Output the lines that follow exactly as they are.
^^^^^^^^^^^^^^^^
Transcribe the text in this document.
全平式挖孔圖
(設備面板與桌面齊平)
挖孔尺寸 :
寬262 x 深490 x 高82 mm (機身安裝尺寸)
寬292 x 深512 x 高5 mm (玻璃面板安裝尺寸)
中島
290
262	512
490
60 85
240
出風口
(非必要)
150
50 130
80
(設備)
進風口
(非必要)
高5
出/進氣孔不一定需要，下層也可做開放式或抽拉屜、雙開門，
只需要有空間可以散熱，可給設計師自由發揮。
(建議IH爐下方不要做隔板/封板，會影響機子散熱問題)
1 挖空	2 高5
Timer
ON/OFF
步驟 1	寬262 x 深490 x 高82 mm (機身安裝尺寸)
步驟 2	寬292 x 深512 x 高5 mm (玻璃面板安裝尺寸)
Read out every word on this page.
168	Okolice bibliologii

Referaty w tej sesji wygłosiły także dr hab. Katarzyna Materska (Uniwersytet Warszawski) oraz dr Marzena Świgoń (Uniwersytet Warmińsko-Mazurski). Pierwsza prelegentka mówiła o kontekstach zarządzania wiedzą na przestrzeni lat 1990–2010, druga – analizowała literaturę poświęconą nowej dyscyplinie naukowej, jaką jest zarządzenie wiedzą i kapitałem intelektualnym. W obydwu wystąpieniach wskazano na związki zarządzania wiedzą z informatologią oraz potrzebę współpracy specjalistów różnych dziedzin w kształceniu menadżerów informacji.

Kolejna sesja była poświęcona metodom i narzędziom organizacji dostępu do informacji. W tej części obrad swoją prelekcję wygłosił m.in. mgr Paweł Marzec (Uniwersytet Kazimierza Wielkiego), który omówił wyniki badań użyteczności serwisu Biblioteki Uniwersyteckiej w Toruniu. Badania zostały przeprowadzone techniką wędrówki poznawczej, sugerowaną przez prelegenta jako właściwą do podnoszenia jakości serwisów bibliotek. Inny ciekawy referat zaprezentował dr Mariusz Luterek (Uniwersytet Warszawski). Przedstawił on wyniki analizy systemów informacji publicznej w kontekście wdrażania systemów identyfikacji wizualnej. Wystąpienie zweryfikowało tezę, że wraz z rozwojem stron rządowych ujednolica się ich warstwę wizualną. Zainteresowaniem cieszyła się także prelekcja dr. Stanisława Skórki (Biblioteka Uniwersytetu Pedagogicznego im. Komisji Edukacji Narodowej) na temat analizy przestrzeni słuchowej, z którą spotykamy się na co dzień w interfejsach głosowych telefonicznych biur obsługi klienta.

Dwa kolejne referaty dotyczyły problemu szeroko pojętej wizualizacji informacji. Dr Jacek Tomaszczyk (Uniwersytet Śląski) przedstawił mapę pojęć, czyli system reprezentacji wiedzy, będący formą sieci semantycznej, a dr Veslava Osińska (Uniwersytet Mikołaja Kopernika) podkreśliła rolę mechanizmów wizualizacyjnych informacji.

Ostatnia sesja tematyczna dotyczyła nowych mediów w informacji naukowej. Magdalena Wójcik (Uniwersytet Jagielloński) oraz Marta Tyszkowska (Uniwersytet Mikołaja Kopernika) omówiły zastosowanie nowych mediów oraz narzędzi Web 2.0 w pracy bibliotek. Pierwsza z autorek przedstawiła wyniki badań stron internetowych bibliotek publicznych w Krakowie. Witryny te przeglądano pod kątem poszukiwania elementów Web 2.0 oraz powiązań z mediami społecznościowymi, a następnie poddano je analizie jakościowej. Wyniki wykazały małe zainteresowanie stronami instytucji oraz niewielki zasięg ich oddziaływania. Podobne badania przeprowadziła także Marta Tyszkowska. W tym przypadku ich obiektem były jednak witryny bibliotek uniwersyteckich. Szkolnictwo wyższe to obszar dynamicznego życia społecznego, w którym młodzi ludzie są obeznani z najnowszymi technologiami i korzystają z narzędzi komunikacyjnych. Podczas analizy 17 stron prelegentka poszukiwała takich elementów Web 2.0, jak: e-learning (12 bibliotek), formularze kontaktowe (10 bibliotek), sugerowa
^^^^^^^^^^^^^^^^
# Solution to this problem
Transcribe the text in this document.
全平式挖孔圖
(設備面板與桌面齊平)
挖孔尺寸 :
寬262 x 深490 x 高82 mm (機身安裝尺寸)
寬292 x 深512 x 高5 mm (玻璃面板安裝尺寸)
中島
290
262	512
490
60 85
240
出風口
(非必要)
150
50 130
80
(設備)
進風口
(非必要)
高5
出/進氣孔不一定需要，下層也可做開放式或抽拉屜、雙開門，
只需要有空間可以散熱，可給設計師自由發揮。
(建議IH爐下方不要做隔板/封板，會影響機子散熱問題)
1 挖空	2 高5
Timer
ON/OFF
步驟 1	寬262 x 深490 x 高82 mm (機身安裝尺寸)
步驟 2	寬292 x 深512 x 高5 mm (玻璃面板安裝尺寸)
Read out every word on this page.
168	Okolice bibliologii

Referaty w tej sesji wygłosiły także dr hab. Katarzyna Materska (Uniwersytet Warszawski) oraz dr Marzena Świgoń (Uniwersytet Warmińsko-Mazurski). Pierwsza prelegentka mówiła o kontekstach zarządzania wiedzą na przestrzeni lat 1990–2010, druga – analizowała literaturę poświęconą nowej dyscyplinie naukowej, jaką jest zarządzenie wiedzą i kapitałem intelektualnym. W obydwu wystąpieniach wskazano na związki zarządzania wiedzą z informatologią oraz potrzebę współpracy specjalistów różnych dziedzin w kształceniu menadżerów informacji.

Kolejna sesja była poświęcona metodom i narzędziom organizacji dostępu do informacji. W tej części obrad swoją prelekcję wygłosił m.in. mgr Paweł Marzec (Uniwersytet Kazimierza Wielkiego), który omówił wyniki badań użyteczności serwisu Biblioteki Uniwersyteckiej w Toruniu. Badania zostały przeprowadzone techniką wędrówki poznawczej, sugerowaną przez prelegenta jako właściwą do podnoszenia jakości serwisów bibliotek. Inny ciekawy referat zaprezentował dr Mariusz Luterek (Uniwersytet Warszawski). Przedstawił on wyniki analizy systemów informacji publicznej w kontekście wdrażania systemów identyfikacji wizualnej. Wystąpienie zweryfikowało tezę, że wraz z rozwojem stron rządowych ujednolica się ich warstwę wizualną. Zainteresowaniem cieszyła się także prelekcja dr. Stanisława Skórki (Biblioteka Uniwersytetu Pedagogicznego im. Komisji Edukacji Narodowej) na temat analizy przestrzeni słuchowej, z którą spotykamy się na co dzień w interfejsach głosowych telefonicznych biur obsługi klienta.

Dwa kolejne referaty dotyczyły problemu szeroko pojętej wizualizacji informacji. Dr Jacek Tomaszczyk (Uniwersytet Śląski) przedstawił mapę pojęć, czyli system reprezentacji wiedzy, będący formą sieci semantycznej, a dr Veslava Osińska (Uniwersytet Mikołaja Kopernika) podkreśliła rolę mechanizmów wizualizacyjnych informacji.

Ostatnia sesja tematyczna dotyczyła nowych mediów w informacji naukowej. Magdalena Wójcik (Uniwersytet Jagielloński) oraz Marta Tyszkowska (Uniwersytet Mikołaja Kopernika) omówiły zastosowanie nowych mediów oraz narzędzi Web 2.0 w pracy bibliotek. Pierwsza z autorek przedstawiła wyniki badań stron internetowych bibliotek publicznych w Krakowie. Witryny te przeglądano pod kątem poszukiwania elementów Web 2.0 oraz powiązań z mediami społecznościowymi, a następnie poddano je analizie jakościowej. Wyniki wykazały małe zainteresowanie stronami instytucji oraz niewielki zasięg ich oddziaływania. Podobne badania przeprowadziła także Marta Tyszkowska. W tym przypadku ich obiektem były jednak witryny bibliotek uniwersyteckich. Szkolnictwo wyższe to obszar dynamicznego życia społecznego, w którym młodzi ludzie są obeznani z najnowszymi technologiami i korzystają z narzędzi komunikacyjnych. Podczas analizy 17 stron prelegentka poszukiwała takich elementów Web 2.0, jak: e-learning (12 bibliotek), formularze kontaktowe (10 bibliotek), sugerowa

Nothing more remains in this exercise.